▶ **REQUIREMENT**
All lines holding the string "text" are to be shown.

** BEGIN **

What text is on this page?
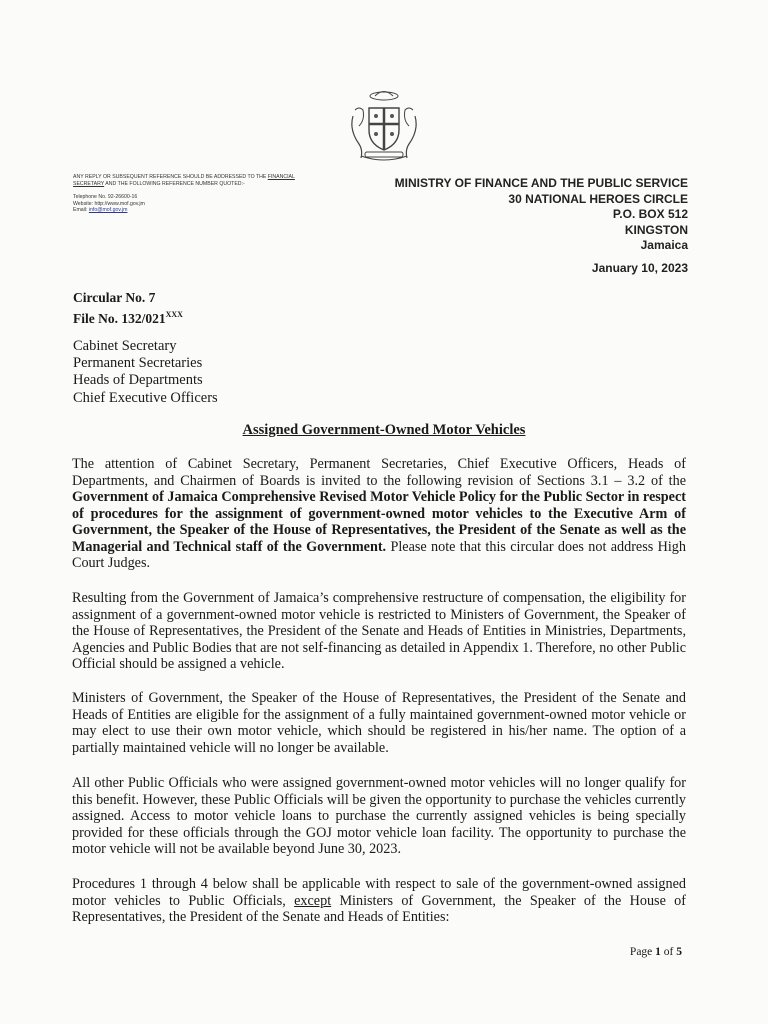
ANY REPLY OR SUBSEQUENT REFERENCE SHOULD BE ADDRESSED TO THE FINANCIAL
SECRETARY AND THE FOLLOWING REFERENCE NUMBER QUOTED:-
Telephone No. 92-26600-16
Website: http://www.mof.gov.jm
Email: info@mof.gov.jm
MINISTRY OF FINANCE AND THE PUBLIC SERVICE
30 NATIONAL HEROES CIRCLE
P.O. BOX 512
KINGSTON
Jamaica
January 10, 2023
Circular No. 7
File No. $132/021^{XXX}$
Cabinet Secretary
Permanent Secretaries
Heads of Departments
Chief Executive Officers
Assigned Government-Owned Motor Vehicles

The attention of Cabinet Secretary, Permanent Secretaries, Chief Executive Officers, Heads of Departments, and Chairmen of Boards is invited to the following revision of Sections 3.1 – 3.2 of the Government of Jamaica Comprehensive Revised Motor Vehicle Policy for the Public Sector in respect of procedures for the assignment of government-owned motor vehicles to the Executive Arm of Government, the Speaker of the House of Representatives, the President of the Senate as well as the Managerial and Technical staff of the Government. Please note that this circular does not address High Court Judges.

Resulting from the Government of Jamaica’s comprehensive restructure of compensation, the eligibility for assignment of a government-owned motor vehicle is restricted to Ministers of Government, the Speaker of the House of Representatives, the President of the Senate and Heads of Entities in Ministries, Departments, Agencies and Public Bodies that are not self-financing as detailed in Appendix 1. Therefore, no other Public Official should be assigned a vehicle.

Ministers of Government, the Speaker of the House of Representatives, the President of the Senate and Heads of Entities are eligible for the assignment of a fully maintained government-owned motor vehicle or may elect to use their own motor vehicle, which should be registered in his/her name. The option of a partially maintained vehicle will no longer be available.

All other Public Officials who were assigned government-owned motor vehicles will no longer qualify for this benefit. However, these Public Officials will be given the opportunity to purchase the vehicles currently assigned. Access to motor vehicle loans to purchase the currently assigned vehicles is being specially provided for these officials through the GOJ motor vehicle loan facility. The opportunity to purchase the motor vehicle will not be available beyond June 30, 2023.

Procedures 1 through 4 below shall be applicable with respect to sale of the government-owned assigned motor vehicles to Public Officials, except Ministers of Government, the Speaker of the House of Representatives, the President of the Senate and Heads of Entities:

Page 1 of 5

** END **
** BEGIN **

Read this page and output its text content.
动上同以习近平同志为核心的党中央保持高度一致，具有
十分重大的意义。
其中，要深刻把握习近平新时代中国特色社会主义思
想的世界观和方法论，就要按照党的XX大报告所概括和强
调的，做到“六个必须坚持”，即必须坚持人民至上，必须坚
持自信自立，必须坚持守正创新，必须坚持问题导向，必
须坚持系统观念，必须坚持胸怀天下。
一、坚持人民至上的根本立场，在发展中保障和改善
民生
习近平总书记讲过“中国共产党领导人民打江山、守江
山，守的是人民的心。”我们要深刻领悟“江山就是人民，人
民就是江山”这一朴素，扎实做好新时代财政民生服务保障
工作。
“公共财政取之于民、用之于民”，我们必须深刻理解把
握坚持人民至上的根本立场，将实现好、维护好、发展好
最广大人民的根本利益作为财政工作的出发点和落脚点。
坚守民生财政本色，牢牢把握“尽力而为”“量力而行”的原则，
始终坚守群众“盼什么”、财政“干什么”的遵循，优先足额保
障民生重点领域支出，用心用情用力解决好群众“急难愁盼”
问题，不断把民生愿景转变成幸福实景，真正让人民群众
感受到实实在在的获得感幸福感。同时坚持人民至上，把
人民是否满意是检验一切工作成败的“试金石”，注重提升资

** END **

▶ **WRITTEN RESPONSE**
What text is on this page?
Read this page and output its text content.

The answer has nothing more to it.